▸ **INSTRUCTION**
Report, as a bare number, how many lines contain the string "operation".

▸ **DATA TO PROCESS**
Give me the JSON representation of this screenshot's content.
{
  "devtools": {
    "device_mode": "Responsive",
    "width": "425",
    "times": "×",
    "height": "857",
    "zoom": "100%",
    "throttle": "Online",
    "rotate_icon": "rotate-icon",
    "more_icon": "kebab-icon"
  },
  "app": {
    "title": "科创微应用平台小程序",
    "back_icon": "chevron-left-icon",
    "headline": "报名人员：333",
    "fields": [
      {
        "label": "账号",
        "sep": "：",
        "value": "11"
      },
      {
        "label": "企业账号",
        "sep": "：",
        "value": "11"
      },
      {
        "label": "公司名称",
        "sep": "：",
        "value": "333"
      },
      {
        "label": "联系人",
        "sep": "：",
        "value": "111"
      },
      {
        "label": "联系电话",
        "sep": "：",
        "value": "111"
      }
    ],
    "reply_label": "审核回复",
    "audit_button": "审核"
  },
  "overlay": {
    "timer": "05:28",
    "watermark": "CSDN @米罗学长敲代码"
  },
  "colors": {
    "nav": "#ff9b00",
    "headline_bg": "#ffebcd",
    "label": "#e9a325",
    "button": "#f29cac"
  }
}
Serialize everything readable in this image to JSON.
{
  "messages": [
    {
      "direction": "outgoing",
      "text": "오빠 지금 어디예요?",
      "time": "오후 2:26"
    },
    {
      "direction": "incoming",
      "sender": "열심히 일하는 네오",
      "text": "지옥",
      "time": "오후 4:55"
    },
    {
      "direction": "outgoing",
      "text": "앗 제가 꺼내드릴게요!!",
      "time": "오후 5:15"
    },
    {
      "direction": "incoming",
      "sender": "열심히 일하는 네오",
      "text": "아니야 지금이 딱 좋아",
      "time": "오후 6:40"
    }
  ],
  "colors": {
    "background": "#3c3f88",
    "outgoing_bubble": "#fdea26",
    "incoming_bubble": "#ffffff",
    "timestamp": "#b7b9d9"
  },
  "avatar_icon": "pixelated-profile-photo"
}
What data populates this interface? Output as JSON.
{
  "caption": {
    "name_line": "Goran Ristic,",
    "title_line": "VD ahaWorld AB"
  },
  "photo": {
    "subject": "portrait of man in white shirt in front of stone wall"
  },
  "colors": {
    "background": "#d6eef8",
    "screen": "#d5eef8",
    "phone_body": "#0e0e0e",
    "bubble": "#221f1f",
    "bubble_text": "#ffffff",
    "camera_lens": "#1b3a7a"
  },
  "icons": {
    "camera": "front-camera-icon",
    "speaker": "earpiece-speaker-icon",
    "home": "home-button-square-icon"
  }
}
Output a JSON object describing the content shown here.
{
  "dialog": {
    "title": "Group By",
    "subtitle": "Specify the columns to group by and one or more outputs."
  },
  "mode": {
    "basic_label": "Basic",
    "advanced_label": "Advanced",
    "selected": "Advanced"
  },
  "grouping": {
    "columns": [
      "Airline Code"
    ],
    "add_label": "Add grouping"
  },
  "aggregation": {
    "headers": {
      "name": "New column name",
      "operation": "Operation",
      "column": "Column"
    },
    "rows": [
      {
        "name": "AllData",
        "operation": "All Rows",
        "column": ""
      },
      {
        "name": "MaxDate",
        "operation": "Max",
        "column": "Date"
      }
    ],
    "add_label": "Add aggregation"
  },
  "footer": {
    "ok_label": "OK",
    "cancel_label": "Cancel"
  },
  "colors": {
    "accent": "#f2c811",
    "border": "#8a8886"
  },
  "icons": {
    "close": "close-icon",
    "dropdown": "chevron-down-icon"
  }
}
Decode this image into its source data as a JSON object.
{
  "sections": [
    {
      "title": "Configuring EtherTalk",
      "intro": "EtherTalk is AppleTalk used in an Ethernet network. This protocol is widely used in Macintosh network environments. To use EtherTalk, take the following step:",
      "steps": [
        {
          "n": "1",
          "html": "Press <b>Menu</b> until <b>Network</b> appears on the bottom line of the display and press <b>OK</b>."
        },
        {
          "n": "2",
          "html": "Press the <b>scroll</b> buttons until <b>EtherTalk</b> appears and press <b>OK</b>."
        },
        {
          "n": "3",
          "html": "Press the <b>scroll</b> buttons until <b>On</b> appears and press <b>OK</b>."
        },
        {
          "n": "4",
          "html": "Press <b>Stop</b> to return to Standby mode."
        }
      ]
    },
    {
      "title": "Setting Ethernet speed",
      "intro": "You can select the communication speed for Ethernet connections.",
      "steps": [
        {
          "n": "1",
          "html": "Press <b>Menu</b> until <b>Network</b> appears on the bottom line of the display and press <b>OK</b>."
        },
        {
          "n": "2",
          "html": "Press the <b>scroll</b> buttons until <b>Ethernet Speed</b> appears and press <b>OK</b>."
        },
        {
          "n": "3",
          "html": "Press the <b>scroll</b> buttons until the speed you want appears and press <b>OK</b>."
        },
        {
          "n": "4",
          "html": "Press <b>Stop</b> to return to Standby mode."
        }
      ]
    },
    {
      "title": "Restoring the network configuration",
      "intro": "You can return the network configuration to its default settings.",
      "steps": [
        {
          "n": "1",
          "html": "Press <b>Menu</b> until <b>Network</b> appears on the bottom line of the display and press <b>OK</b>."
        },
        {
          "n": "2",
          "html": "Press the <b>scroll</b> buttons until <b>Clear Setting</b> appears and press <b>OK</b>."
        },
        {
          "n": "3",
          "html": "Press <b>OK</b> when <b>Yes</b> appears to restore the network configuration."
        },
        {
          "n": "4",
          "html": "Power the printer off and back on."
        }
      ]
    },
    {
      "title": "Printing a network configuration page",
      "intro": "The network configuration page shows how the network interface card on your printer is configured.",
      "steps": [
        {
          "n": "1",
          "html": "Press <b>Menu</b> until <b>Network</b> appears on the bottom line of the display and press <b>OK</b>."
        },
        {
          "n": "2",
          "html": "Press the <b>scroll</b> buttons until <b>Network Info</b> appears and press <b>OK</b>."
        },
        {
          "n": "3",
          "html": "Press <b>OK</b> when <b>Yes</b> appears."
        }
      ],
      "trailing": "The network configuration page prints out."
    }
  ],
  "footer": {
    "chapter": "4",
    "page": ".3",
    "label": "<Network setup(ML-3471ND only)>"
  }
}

▸ **RESULT BELOW**
3